* [REQUIREMENTS] Please transcribe the listing below in full and word for word, without its pictures.

Dataset items:
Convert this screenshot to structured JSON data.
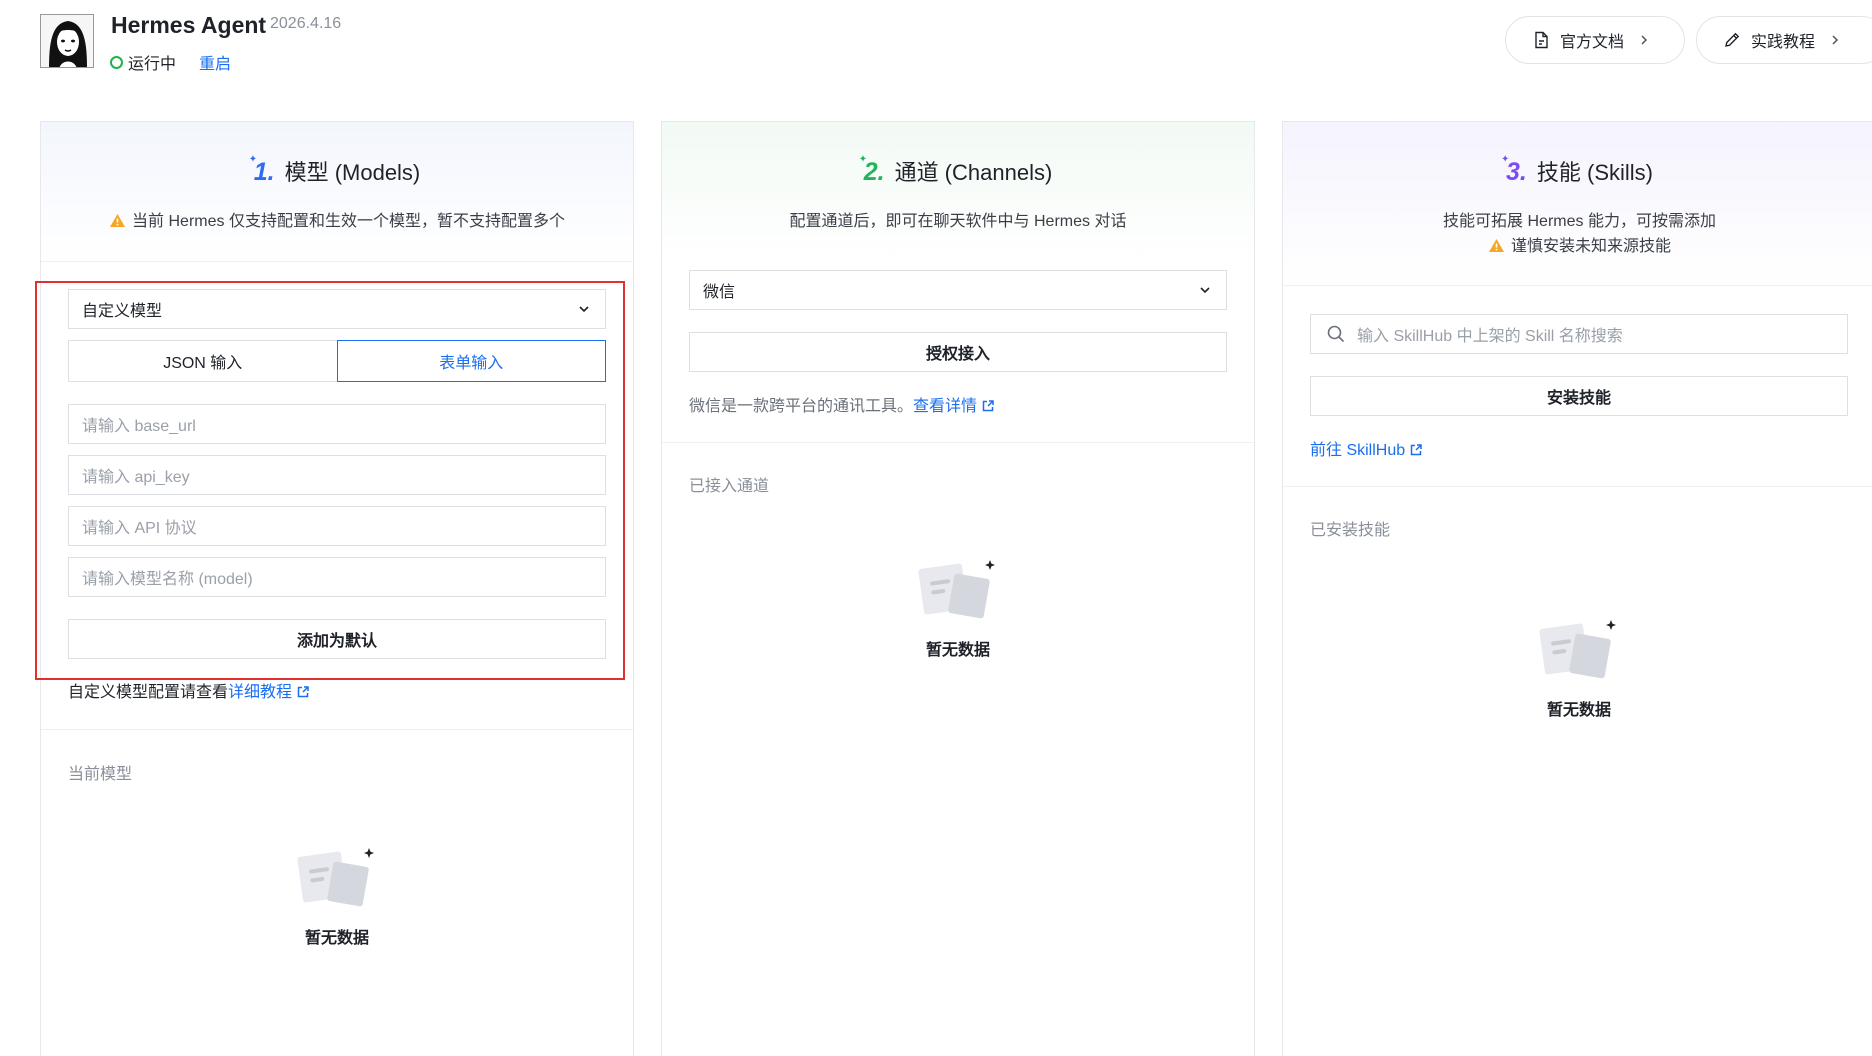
{
  "header": {
    "app_name": "Hermes Agent",
    "version": "2026.4.16",
    "status": "运行中",
    "restart": "重启",
    "docs_button": "官方文档",
    "tutorial_button": "实践教程",
    "status_color": "#20b24a",
    "accent_color": "#1a6ff0"
  },
  "models": {
    "number": "1.",
    "title": "模型 (Models)",
    "notice": "当前 Hermes 仅支持配置和生效一个模型，暂不支持配置多个",
    "model_select": "自定义模型",
    "tabs": [
      "JSON 输入",
      "表单输入"
    ],
    "active_tab": "表单输入",
    "base_url_placeholder": "请输入 base_url",
    "api_key_placeholder": "请输入 api_key",
    "protocol_placeholder": "请输入 API 协议",
    "model_name_placeholder": "请输入模型名称 (model)",
    "add_default_button": "添加为默认",
    "help_text": "自定义模型配置请查看",
    "help_link": "详细教程",
    "current_label": "当前模型",
    "empty_text": "暂无数据"
  },
  "channels": {
    "number": "2.",
    "title": "通道 (Channels)",
    "description": "配置通道后，即可在聊天软件中与 Hermes 对话",
    "channel_select": "微信",
    "authorize_button": "授权接入",
    "info_text": "微信是一款跨平台的通讯工具。",
    "info_link": "查看详情",
    "connected_label": "已接入通道",
    "empty_text": "暂无数据"
  },
  "skills": {
    "number": "3.",
    "title": "技能 (Skills)",
    "description": "技能可拓展 Hermes 能力，可按需添加",
    "warning": "谨慎安装未知来源技能",
    "search_placeholder": "输入 SkillHub 中上架的 Skill 名称搜索",
    "install_button": "安装技能",
    "skillhub_link": "前往 SkillHub",
    "installed_label": "已安装技能",
    "empty_text": "暂无数据"
  }
}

* [ANSWER FOR THE TASK]
Convert this screenshot to structured JSON data.
{
  "header": {
    "app_name": "Hermes Agent",
    "version": "2026.4.16",
    "status": "运行中",
    "restart": "重启",
    "docs_button": "官方文档",
    "tutorial_button": "实践教程",
    "status_color": "#20b24a",
    "accent_color": "#1a6ff0"
  },
  "models": {
    "number": "1.",
    "title": "模型 (Models)",
    "notice": "当前 Hermes 仅支持配置和生效一个模型，暂不支持配置多个",
    "model_select": "自定义模型",
    "tabs": [
      "JSON 输入",
      "表单输入"
    ],
    "active_tab": "表单输入",
    "base_url_placeholder": "请输入 base_url",
    "api_key_placeholder": "请输入 api_key",
    "protocol_placeholder": "请输入 API 协议",
    "model_name_placeholder": "请输入模型名称 (model)",
    "add_default_button": "添加为默认",
    "help_text": "自定义模型配置请查看",
    "help_link": "详细教程",
    "current_label": "当前模型",
    "empty_text": "暂无数据"
  },
  "channels": {
    "number": "2.",
    "title": "通道 (Channels)",
    "description": "配置通道后，即可在聊天软件中与 Hermes 对话",
    "channel_select": "微信",
    "authorize_button": "授权接入",
    "info_text": "微信是一款跨平台的通讯工具。",
    "info_link": "查看详情",
    "connected_label": "已接入通道",
    "empty_text": "暂无数据"
  },
  "skills": {
    "number": "3.",
    "title": "技能 (Skills)",
    "description": "技能可拓展 Hermes 能力，可按需添加",
    "warning": "谨慎安装未知来源技能",
    "search_placeholder": "输入 SkillHub 中上架的 Skill 名称搜索",
    "install_button": "安装技能",
    "skillhub_link": "前往 SkillHub",
    "installed_label": "已安装技能",
    "empty_text": "暂无数据"
  }
}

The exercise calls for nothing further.